## BEGIN

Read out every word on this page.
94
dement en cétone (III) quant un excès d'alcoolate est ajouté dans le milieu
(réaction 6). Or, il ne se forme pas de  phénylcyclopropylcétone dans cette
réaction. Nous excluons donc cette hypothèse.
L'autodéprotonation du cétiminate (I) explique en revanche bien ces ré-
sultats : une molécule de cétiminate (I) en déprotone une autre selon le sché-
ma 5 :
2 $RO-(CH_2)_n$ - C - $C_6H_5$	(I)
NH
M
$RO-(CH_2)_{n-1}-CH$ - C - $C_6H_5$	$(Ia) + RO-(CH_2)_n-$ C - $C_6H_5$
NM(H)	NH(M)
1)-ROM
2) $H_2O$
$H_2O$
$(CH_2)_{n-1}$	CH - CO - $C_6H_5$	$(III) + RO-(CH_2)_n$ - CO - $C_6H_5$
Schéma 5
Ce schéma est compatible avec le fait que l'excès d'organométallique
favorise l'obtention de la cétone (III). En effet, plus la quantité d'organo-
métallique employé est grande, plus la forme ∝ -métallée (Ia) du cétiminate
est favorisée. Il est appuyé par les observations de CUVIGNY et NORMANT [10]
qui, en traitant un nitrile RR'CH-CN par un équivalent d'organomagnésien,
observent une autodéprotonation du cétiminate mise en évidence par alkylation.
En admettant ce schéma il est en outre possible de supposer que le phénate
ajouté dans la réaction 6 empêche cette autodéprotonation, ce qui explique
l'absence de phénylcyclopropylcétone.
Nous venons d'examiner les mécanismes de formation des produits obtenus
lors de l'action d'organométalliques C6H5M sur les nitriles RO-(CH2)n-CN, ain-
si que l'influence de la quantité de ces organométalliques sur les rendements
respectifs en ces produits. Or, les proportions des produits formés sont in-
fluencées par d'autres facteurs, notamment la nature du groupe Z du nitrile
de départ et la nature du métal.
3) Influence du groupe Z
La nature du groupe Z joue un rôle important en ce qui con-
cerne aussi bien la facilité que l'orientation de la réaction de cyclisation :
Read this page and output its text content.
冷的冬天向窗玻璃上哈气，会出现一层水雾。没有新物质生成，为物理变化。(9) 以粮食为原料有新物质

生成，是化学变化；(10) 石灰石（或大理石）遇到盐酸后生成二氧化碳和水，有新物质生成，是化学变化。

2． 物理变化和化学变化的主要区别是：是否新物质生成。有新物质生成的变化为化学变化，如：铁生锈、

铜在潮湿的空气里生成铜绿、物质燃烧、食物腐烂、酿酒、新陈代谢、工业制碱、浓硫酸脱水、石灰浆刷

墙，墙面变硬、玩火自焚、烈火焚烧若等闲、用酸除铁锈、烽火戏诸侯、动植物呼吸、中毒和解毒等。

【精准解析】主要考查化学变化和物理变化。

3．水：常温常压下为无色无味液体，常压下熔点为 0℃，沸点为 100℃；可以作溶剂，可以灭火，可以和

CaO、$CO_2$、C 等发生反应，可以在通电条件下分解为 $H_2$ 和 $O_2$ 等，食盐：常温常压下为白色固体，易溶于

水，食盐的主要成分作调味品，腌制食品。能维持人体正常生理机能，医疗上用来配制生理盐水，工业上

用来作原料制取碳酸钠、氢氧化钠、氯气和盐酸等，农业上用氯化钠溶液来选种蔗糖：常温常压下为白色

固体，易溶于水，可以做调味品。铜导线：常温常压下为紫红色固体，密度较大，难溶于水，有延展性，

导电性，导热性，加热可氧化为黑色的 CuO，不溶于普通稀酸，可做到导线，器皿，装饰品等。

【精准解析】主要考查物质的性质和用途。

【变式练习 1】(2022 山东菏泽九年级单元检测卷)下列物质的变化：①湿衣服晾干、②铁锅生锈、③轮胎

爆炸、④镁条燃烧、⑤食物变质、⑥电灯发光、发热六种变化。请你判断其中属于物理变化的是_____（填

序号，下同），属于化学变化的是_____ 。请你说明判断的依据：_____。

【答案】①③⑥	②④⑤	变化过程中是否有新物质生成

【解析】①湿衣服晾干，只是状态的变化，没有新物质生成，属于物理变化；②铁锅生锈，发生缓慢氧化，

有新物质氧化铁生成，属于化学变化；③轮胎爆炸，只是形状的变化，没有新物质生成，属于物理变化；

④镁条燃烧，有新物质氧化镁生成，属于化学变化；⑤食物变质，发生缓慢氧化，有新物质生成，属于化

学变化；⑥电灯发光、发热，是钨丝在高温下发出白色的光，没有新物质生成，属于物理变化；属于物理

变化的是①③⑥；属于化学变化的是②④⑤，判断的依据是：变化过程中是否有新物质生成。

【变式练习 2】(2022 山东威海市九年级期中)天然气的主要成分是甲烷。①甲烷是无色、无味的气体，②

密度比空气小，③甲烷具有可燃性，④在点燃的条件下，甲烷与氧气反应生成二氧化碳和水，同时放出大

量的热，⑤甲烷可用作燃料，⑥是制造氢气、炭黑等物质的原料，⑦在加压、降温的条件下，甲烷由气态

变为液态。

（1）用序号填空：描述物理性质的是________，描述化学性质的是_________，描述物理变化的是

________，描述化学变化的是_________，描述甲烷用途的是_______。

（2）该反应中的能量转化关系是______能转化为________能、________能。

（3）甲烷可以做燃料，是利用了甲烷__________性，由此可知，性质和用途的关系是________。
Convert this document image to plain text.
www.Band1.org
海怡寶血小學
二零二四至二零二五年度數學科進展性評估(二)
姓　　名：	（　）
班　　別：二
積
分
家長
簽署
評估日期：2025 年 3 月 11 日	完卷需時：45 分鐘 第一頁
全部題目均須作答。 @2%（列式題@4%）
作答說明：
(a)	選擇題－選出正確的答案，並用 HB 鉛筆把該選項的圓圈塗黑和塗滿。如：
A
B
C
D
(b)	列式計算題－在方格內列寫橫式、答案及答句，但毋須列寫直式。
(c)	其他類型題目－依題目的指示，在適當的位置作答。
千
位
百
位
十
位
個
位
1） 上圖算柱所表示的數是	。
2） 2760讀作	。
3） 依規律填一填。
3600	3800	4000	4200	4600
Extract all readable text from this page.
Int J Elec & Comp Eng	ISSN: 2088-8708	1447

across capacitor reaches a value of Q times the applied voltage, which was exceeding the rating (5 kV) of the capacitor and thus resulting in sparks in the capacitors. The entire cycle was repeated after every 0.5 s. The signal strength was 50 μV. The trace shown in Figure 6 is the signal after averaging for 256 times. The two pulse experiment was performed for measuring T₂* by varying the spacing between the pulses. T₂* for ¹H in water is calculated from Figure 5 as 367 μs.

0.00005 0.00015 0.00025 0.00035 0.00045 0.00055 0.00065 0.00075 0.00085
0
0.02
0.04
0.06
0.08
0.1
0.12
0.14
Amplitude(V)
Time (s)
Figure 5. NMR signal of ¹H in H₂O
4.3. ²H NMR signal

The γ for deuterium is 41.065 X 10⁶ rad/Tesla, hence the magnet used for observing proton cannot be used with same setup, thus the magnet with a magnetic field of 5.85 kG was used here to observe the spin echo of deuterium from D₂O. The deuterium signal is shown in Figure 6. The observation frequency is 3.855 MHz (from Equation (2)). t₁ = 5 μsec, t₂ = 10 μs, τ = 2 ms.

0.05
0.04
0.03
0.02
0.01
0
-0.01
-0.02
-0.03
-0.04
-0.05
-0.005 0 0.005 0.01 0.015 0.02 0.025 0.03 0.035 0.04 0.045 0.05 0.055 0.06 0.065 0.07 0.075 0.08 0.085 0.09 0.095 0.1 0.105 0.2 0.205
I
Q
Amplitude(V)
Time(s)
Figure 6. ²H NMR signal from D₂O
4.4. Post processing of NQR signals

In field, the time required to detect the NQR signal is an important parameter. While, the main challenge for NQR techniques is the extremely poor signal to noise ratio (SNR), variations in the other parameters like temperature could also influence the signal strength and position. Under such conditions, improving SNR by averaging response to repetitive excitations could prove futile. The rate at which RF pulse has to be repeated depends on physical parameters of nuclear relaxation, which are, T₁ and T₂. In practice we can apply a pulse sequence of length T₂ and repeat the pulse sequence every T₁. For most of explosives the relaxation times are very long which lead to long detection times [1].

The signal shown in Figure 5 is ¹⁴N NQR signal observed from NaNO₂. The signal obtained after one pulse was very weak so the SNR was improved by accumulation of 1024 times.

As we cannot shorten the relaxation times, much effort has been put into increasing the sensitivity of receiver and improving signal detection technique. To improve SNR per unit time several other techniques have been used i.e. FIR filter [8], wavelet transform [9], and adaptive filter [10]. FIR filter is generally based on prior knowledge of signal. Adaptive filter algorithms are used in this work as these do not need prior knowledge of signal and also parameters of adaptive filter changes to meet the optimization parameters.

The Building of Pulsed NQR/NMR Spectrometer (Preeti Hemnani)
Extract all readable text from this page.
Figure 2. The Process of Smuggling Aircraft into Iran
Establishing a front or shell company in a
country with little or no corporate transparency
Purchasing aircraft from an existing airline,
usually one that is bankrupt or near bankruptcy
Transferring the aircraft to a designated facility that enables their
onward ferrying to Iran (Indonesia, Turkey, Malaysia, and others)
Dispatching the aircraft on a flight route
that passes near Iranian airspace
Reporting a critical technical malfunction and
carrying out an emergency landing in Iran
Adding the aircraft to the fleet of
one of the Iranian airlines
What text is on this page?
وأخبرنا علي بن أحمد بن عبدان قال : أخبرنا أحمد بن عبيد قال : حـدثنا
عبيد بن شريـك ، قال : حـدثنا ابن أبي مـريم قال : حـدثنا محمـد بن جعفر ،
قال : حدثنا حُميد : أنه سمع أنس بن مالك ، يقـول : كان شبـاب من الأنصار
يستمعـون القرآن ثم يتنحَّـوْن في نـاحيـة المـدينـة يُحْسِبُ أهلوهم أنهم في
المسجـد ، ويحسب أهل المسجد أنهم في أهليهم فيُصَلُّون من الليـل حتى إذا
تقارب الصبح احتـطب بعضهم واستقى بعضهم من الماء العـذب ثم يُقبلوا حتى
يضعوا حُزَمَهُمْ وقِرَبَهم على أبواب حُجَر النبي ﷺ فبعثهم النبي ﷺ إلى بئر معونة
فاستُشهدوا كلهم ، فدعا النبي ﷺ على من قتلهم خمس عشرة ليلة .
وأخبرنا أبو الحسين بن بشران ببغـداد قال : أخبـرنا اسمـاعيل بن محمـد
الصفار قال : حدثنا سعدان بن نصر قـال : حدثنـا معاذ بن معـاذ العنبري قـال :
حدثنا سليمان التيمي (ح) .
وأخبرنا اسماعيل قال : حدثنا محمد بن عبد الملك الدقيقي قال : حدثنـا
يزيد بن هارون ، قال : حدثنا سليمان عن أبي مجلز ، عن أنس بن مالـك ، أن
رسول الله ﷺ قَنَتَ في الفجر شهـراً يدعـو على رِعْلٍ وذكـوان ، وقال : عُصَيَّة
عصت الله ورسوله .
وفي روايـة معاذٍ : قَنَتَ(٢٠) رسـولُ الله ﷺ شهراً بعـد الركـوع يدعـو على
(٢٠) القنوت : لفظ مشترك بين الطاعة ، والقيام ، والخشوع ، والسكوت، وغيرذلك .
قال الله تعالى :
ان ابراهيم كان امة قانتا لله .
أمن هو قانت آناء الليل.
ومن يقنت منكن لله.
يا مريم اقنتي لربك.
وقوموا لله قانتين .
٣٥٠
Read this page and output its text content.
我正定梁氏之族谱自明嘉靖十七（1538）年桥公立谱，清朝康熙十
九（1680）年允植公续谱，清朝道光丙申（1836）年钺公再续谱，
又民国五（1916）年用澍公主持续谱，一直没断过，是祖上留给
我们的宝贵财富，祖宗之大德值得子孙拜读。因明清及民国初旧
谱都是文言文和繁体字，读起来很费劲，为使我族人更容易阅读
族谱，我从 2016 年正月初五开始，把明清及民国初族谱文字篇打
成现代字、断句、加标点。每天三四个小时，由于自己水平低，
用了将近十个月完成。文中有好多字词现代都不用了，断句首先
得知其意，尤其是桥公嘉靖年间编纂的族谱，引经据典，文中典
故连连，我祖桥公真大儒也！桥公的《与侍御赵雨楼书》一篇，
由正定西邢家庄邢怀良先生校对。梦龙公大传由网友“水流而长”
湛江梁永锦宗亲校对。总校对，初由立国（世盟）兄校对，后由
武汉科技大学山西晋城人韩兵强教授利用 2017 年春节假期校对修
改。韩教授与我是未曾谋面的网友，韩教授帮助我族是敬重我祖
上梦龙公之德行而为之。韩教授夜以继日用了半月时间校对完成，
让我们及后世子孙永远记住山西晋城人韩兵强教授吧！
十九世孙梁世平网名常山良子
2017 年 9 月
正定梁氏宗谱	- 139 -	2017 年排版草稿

## END

- [What you will do] In the entries above, count each line holding "Iranian" and report the total and nothing more.

- [Final result] 2